++++ Records for the task
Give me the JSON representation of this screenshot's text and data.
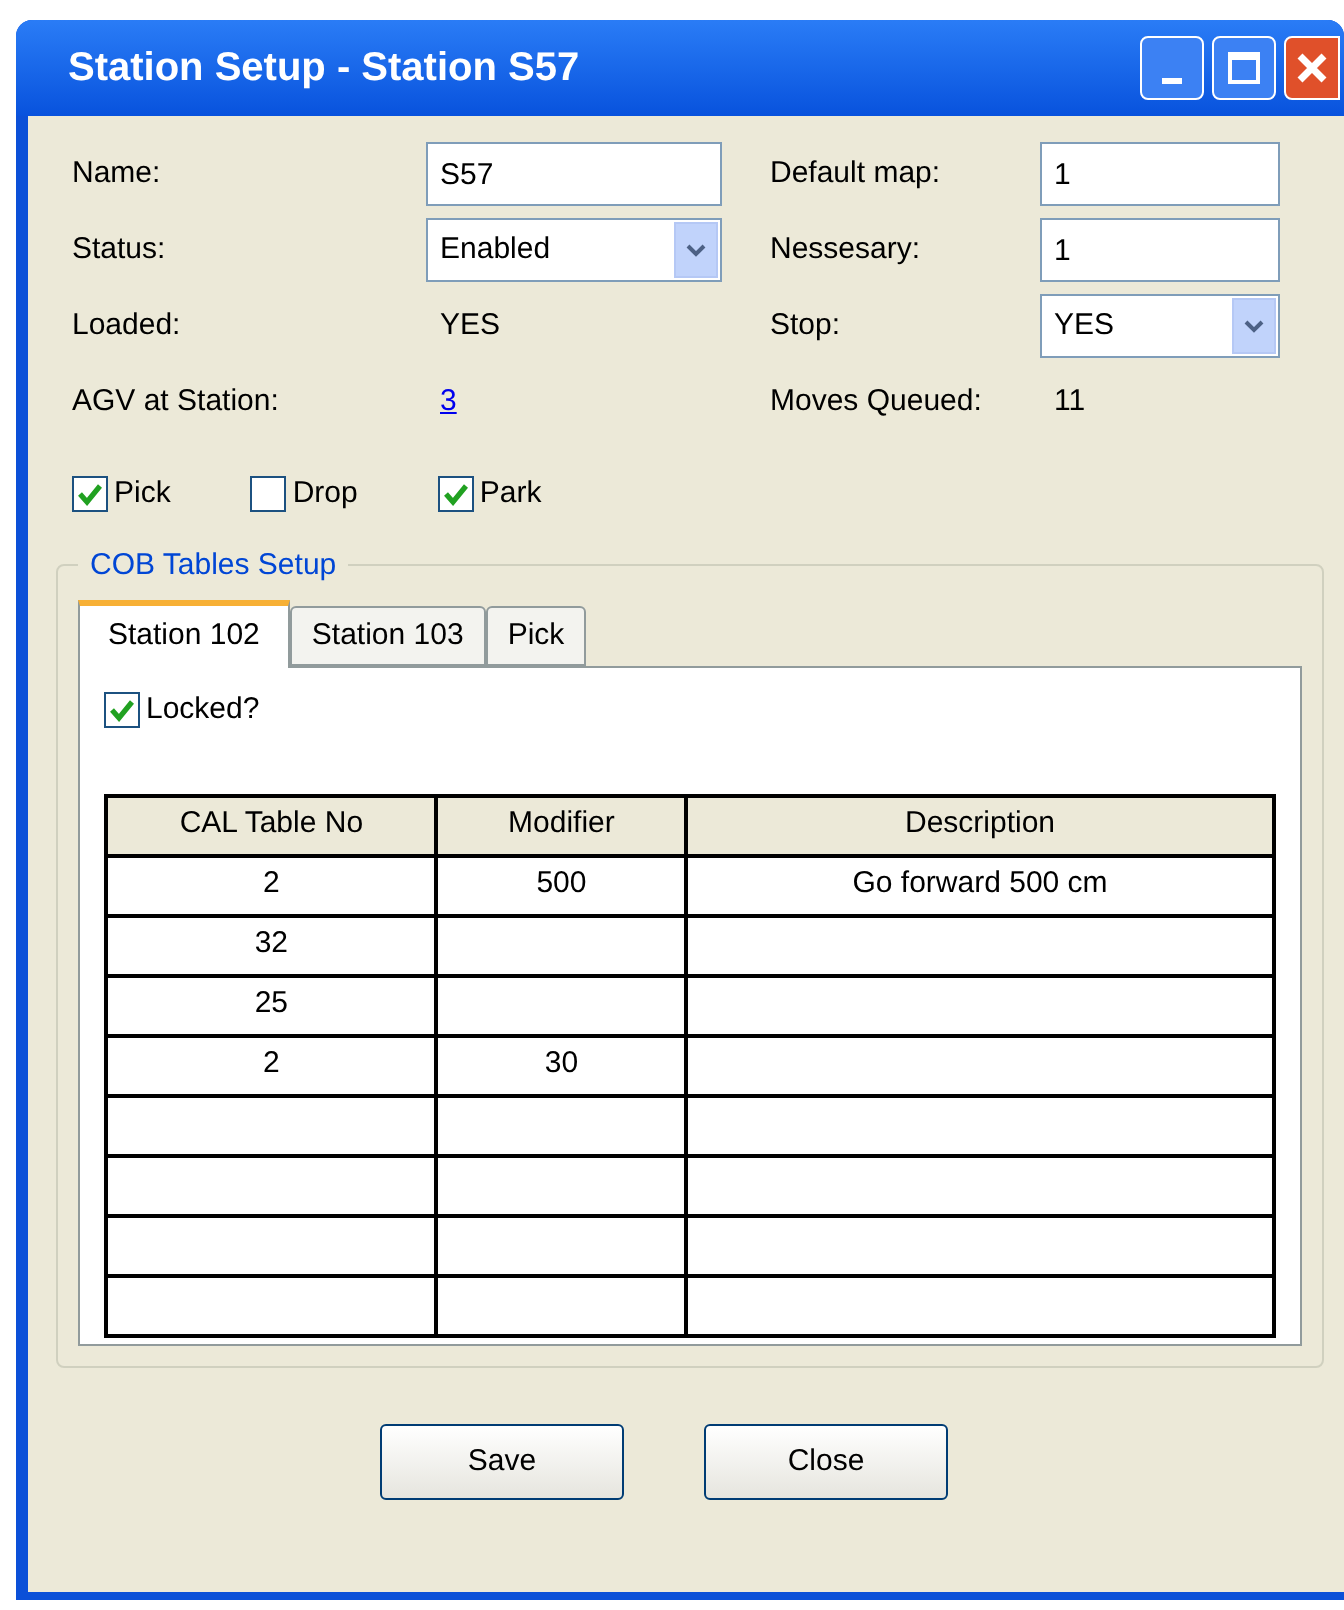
{
  "window": {
    "title": "Station Setup - Station S57"
  },
  "left_fields": [
    {
      "kind": "text_field",
      "label": "Name:",
      "value": "S57"
    },
    {
      "kind": "dropdown",
      "label": "Status:",
      "value": "Enabled"
    },
    {
      "kind": "value",
      "label": "Loaded:",
      "value": "YES"
    },
    {
      "kind": "link",
      "label": "AGV at Station:",
      "value": "3"
    }
  ],
  "right_fields": [
    {
      "kind": "text_field",
      "label": "Default map:",
      "value": "1"
    },
    {
      "kind": "text_field",
      "label": "Nessesary:",
      "value": "1"
    },
    {
      "kind": "dropdown",
      "label": "Stop:",
      "value": "YES"
    },
    {
      "kind": "value",
      "label": "Moves Queued:",
      "value": "11"
    }
  ],
  "options": [
    {
      "label": "Pick",
      "checked": true
    },
    {
      "label": "Drop",
      "checked": false
    },
    {
      "label": "Park",
      "checked": true
    }
  ],
  "group": {
    "title": "COB Tables Setup",
    "tabs": [
      {
        "label": "Station 102",
        "selected": true
      },
      {
        "label": "Station 103",
        "selected": false
      },
      {
        "label": "Pick",
        "selected": false
      }
    ],
    "locked": {
      "label": "Locked?",
      "checked": true
    },
    "table": {
      "columns": [
        "CAL Table No",
        "Modifier",
        "Description"
      ],
      "rows": [
        {
          "cells": [
            "2",
            "500",
            "Go forward 500 cm"
          ]
        },
        {
          "cells": [
            "32"
          ]
        },
        {
          "cells": [
            "25"
          ]
        },
        {
          "cells": [
            "2",
            "30"
          ]
        },
        {
          "cells": []
        },
        {
          "cells": []
        },
        {
          "cells": []
        },
        {
          "cells": []
        }
      ]
    }
  },
  "buttons": [
    "Save",
    "Close"
  ]
}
++++++++
**What is needed**
Print each entry shown above with exact wording and no pictures.

**Output for this exercise**
Give me the JSON representation of this screenshot's text and data.
{
  "window": {
    "title": "Station Setup - Station S57"
  },
  "left_fields": [
    {
      "kind": "text_field",
      "label": "Name:",
      "value": "S57"
    },
    {
      "kind": "dropdown",
      "label": "Status:",
      "value": "Enabled"
    },
    {
      "kind": "value",
      "label": "Loaded:",
      "value": "YES"
    },
    {
      "kind": "link",
      "label": "AGV at Station:",
      "value": "3"
    }
  ],
  "right_fields": [
    {
      "kind": "text_field",
      "label": "Default map:",
      "value": "1"
    },
    {
      "kind": "text_field",
      "label": "Nessesary:",
      "value": "1"
    },
    {
      "kind": "dropdown",
      "label": "Stop:",
      "value": "YES"
    },
    {
      "kind": "value",
      "label": "Moves Queued:",
      "value": "11"
    }
  ],
  "options": [
    {
      "label": "Pick",
      "checked": true
    },
    {
      "label": "Drop",
      "checked": false
    },
    {
      "label": "Park",
      "checked": true
    }
  ],
  "group": {
    "title": "COB Tables Setup",
    "tabs": [
      {
        "label": "Station 102",
        "selected": true
      },
      {
        "label": "Station 103",
        "selected": false
      },
      {
        "label": "Pick",
        "selected": false
      }
    ],
    "locked": {
      "label": "Locked?",
      "checked": true
    },
    "table": {
      "columns": [
        "CAL Table No",
        "Modifier",
        "Description"
      ],
      "rows": [
        {
          "cells": [
            "2",
            "500",
            "Go forward 500 cm"
          ]
        },
        {
          "cells": [
            "32"
          ]
        },
        {
          "cells": [
            "25"
          ]
        },
        {
          "cells": [
            "2",
            "30"
          ]
        },
        {
          "cells": []
        },
        {
          "cells": []
        },
        {
          "cells": []
        },
        {
          "cells": []
        }
      ]
    }
  },
  "buttons": [
    "Save",
    "Close"
  ]
}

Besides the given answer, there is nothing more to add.